- Written exercise:
Below is a block of records; return all of them exactly, but without the images.
Begin Provided records
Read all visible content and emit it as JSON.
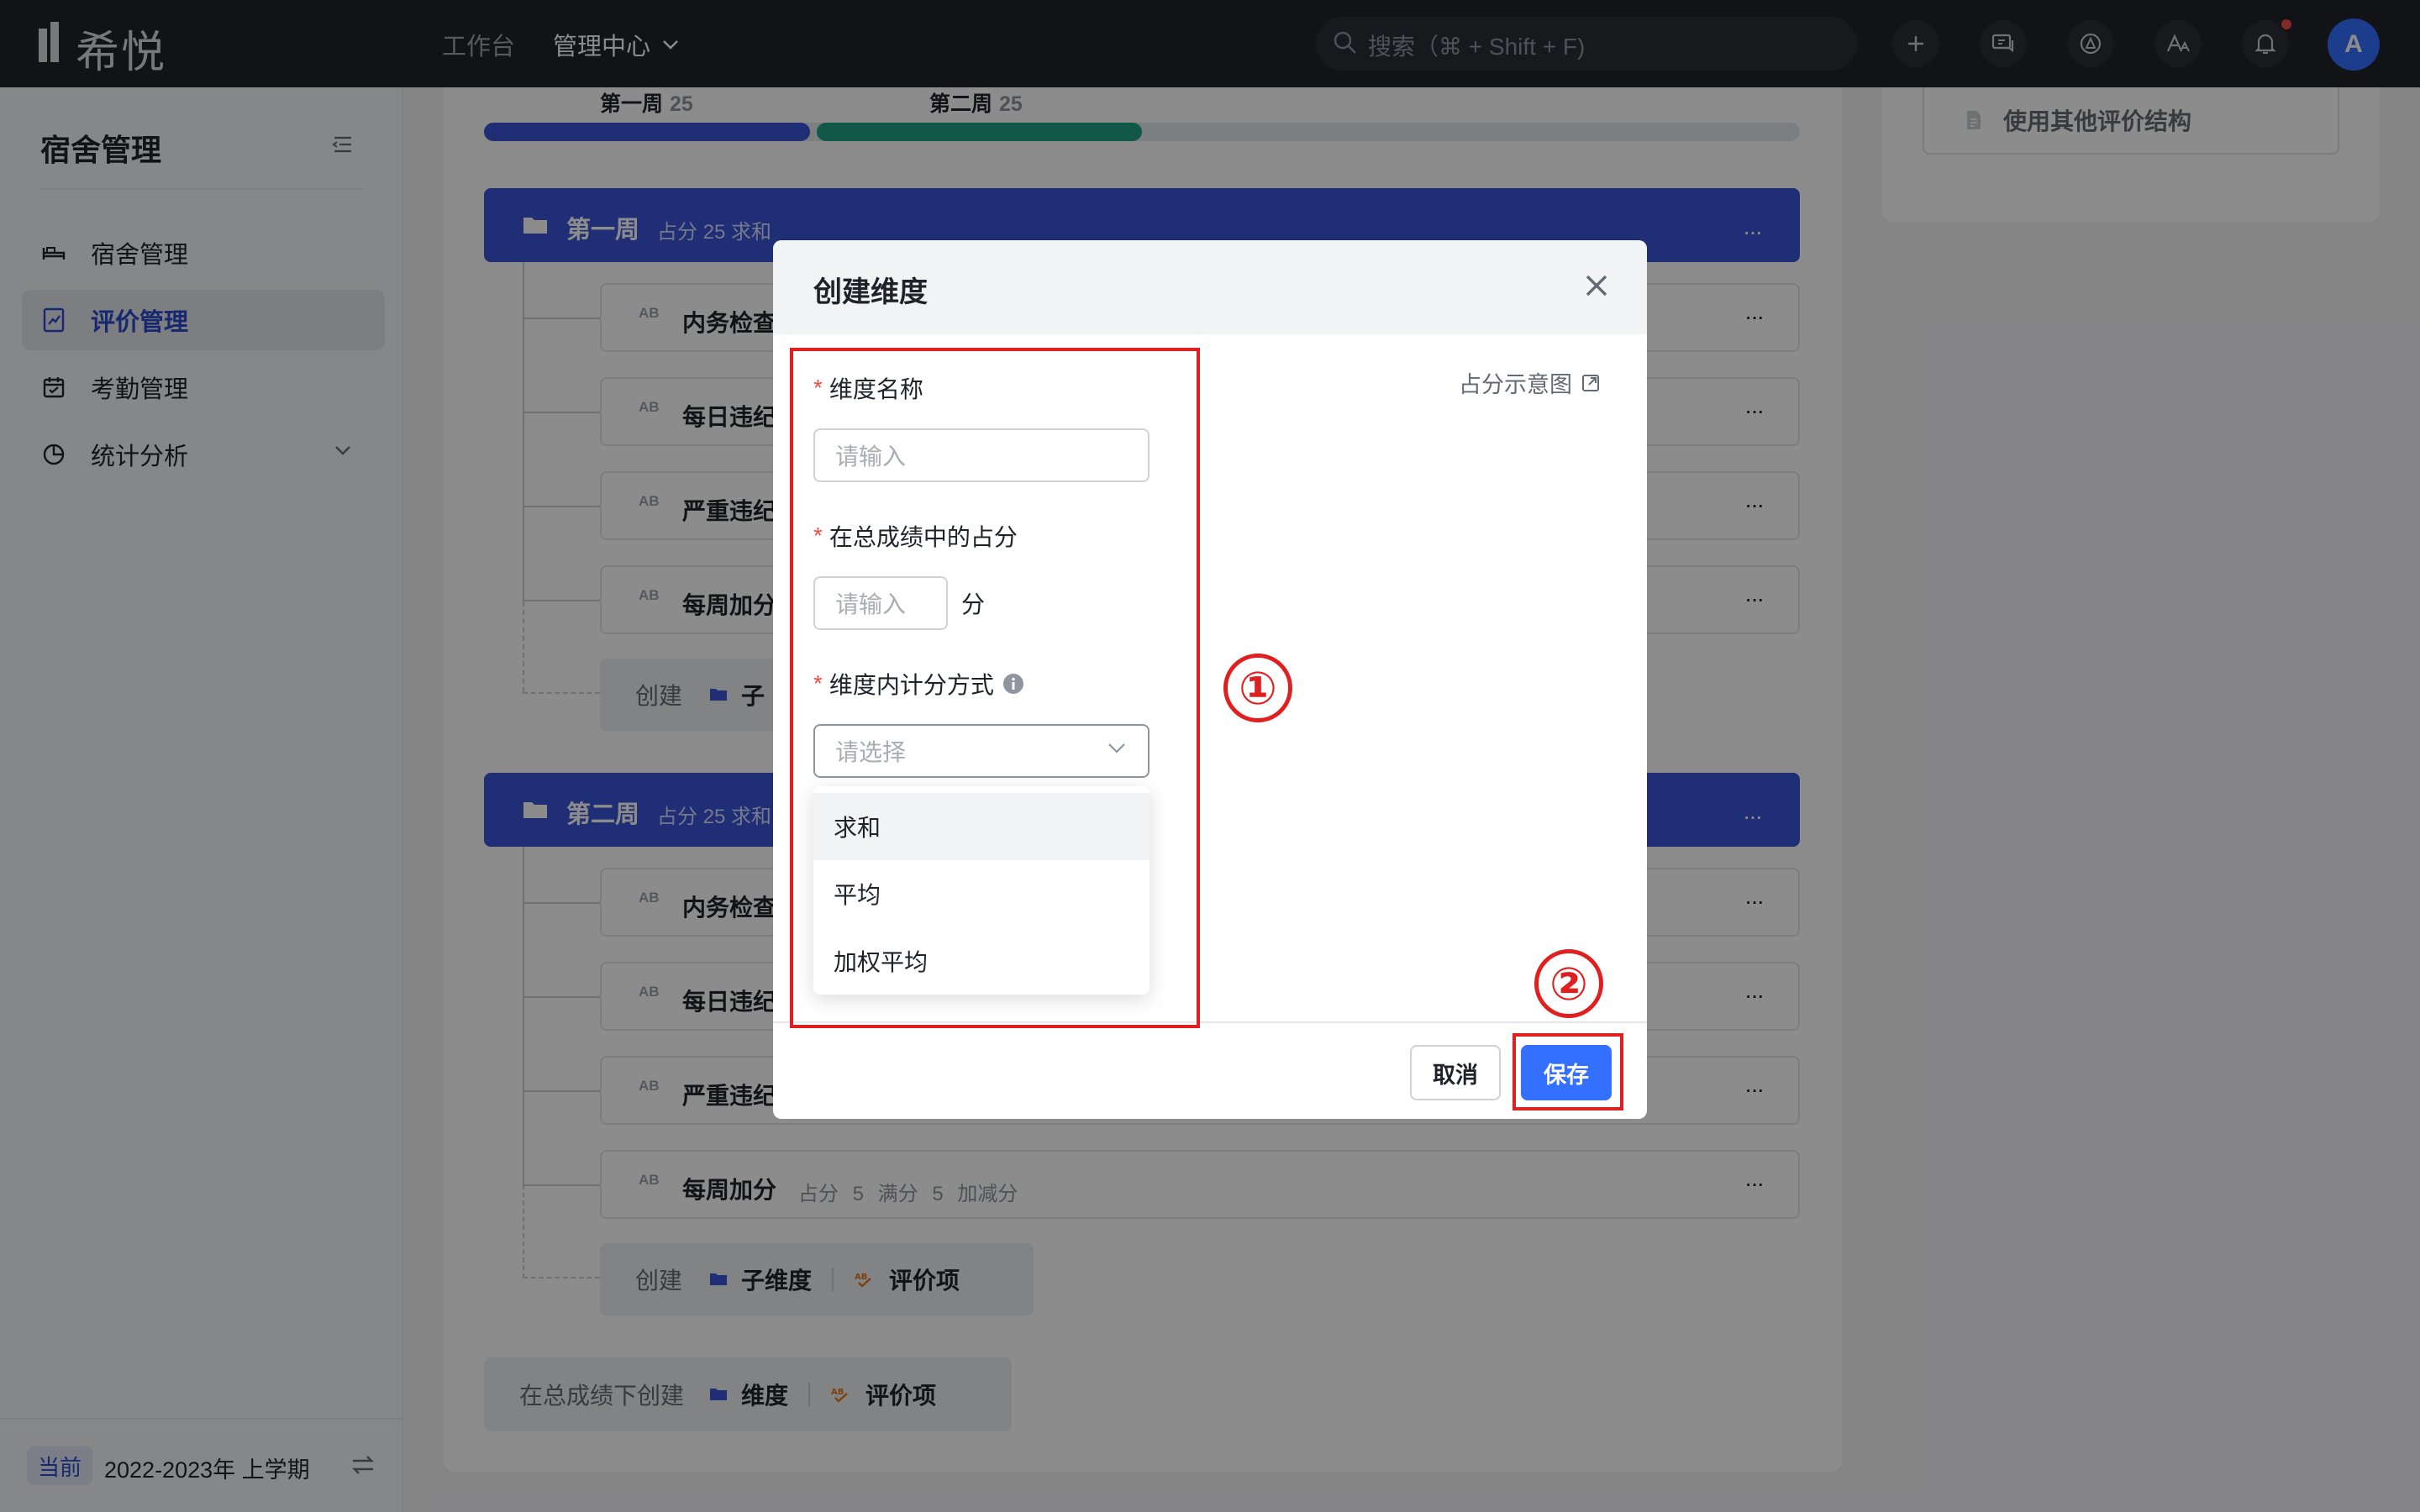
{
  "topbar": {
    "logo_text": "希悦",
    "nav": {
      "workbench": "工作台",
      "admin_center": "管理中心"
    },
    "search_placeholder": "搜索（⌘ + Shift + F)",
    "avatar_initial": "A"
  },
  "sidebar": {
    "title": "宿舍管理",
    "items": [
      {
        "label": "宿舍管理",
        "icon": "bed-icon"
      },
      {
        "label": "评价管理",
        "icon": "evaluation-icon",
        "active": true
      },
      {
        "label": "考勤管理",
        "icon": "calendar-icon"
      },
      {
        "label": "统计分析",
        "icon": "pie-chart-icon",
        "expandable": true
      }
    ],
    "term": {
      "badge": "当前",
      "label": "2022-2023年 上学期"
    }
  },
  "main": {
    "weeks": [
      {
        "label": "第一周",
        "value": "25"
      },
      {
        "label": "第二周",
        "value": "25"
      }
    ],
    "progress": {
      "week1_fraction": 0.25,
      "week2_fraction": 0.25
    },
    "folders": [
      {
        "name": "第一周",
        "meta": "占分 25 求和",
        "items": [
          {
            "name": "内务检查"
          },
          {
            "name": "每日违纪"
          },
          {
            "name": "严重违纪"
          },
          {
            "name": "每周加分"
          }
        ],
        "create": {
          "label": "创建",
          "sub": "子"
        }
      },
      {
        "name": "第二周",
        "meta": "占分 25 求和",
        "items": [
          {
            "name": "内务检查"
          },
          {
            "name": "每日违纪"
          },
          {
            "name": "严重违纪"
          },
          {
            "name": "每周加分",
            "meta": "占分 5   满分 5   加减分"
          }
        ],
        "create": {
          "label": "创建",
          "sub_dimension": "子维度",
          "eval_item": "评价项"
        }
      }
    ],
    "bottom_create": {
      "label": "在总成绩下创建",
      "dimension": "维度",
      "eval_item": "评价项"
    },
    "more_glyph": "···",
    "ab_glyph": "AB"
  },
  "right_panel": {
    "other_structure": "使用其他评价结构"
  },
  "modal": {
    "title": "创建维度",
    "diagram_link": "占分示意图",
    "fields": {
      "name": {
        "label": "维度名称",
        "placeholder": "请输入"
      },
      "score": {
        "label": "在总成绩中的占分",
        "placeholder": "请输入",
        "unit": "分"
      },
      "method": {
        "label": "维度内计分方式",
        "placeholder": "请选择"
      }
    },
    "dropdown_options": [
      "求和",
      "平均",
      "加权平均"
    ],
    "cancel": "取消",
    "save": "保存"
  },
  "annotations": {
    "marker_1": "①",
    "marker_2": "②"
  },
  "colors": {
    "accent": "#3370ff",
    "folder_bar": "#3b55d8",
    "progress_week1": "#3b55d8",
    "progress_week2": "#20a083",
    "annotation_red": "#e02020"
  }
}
End Provided records
- Exercise answer:
Read all visible content and emit it as JSON.
{
  "topbar": {
    "logo_text": "希悦",
    "nav": {
      "workbench": "工作台",
      "admin_center": "管理中心"
    },
    "search_placeholder": "搜索（⌘ + Shift + F)",
    "avatar_initial": "A"
  },
  "sidebar": {
    "title": "宿舍管理",
    "items": [
      {
        "label": "宿舍管理",
        "icon": "bed-icon"
      },
      {
        "label": "评价管理",
        "icon": "evaluation-icon",
        "active": true
      },
      {
        "label": "考勤管理",
        "icon": "calendar-icon"
      },
      {
        "label": "统计分析",
        "icon": "pie-chart-icon",
        "expandable": true
      }
    ],
    "term": {
      "badge": "当前",
      "label": "2022-2023年 上学期"
    }
  },
  "main": {
    "weeks": [
      {
        "label": "第一周",
        "value": "25"
      },
      {
        "label": "第二周",
        "value": "25"
      }
    ],
    "progress": {
      "week1_fraction": 0.25,
      "week2_fraction": 0.25
    },
    "folders": [
      {
        "name": "第一周",
        "meta": "占分 25 求和",
        "items": [
          {
            "name": "内务检查"
          },
          {
            "name": "每日违纪"
          },
          {
            "name": "严重违纪"
          },
          {
            "name": "每周加分"
          }
        ],
        "create": {
          "label": "创建",
          "sub": "子"
        }
      },
      {
        "name": "第二周",
        "meta": "占分 25 求和",
        "items": [
          {
            "name": "内务检查"
          },
          {
            "name": "每日违纪"
          },
          {
            "name": "严重违纪"
          },
          {
            "name": "每周加分",
            "meta": "占分 5   满分 5   加减分"
          }
        ],
        "create": {
          "label": "创建",
          "sub_dimension": "子维度",
          "eval_item": "评价项"
        }
      }
    ],
    "bottom_create": {
      "label": "在总成绩下创建",
      "dimension": "维度",
      "eval_item": "评价项"
    },
    "more_glyph": "···",
    "ab_glyph": "AB"
  },
  "right_panel": {
    "other_structure": "使用其他评价结构"
  },
  "modal": {
    "title": "创建维度",
    "diagram_link": "占分示意图",
    "fields": {
      "name": {
        "label": "维度名称",
        "placeholder": "请输入"
      },
      "score": {
        "label": "在总成绩中的占分",
        "placeholder": "请输入",
        "unit": "分"
      },
      "method": {
        "label": "维度内计分方式",
        "placeholder": "请选择"
      }
    },
    "dropdown_options": [
      "求和",
      "平均",
      "加权平均"
    ],
    "cancel": "取消",
    "save": "保存"
  },
  "annotations": {
    "marker_1": "①",
    "marker_2": "②"
  },
  "colors": {
    "accent": "#3370ff",
    "folder_bar": "#3b55d8",
    "progress_week1": "#3b55d8",
    "progress_week2": "#20a083",
    "annotation_red": "#e02020"
  }
}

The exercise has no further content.